> [Task instructions] Without the images, write out the whole listing exactly.

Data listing
^^^^^^^^

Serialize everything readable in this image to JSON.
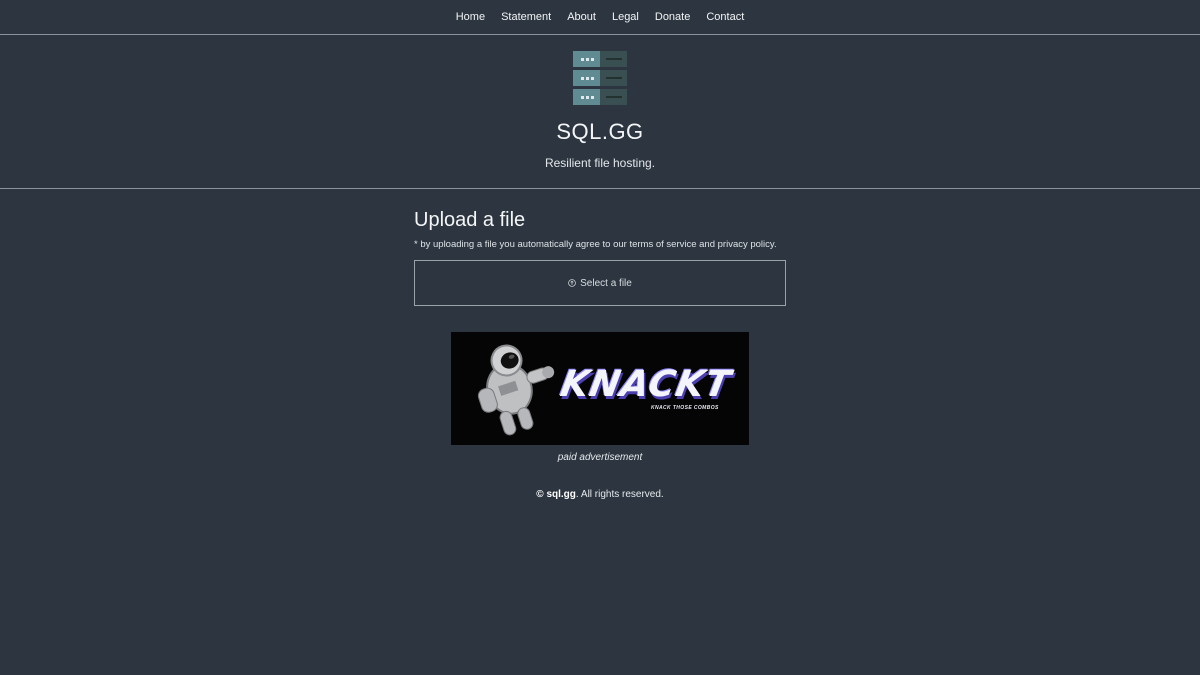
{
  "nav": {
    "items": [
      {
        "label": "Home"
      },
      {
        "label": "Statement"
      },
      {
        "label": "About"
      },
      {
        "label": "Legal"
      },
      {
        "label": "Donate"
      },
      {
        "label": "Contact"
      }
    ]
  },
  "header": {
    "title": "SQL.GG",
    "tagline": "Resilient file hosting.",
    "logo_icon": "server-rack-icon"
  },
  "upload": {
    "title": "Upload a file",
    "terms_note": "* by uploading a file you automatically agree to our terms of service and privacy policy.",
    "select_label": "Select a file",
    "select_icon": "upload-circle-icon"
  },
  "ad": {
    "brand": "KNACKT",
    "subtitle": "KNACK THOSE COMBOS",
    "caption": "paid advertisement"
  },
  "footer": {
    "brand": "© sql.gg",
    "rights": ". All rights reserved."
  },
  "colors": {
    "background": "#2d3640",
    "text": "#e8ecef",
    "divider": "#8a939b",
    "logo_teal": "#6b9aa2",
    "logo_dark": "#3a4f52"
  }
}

^^^^^^^^

> [Solution to the exercise]
Serialize everything readable in this image to JSON.
{
  "nav": {
    "items": [
      {
        "label": "Home"
      },
      {
        "label": "Statement"
      },
      {
        "label": "About"
      },
      {
        "label": "Legal"
      },
      {
        "label": "Donate"
      },
      {
        "label": "Contact"
      }
    ]
  },
  "header": {
    "title": "SQL.GG",
    "tagline": "Resilient file hosting.",
    "logo_icon": "server-rack-icon"
  },
  "upload": {
    "title": "Upload a file",
    "terms_note": "* by uploading a file you automatically agree to our terms of service and privacy policy.",
    "select_label": "Select a file",
    "select_icon": "upload-circle-icon"
  },
  "ad": {
    "brand": "KNACKT",
    "subtitle": "KNACK THOSE COMBOS",
    "caption": "paid advertisement"
  },
  "footer": {
    "brand": "© sql.gg",
    "rights": ". All rights reserved."
  },
  "colors": {
    "background": "#2d3640",
    "text": "#e8ecef",
    "divider": "#8a939b",
    "logo_teal": "#6b9aa2",
    "logo_dark": "#3a4f52"
  }
}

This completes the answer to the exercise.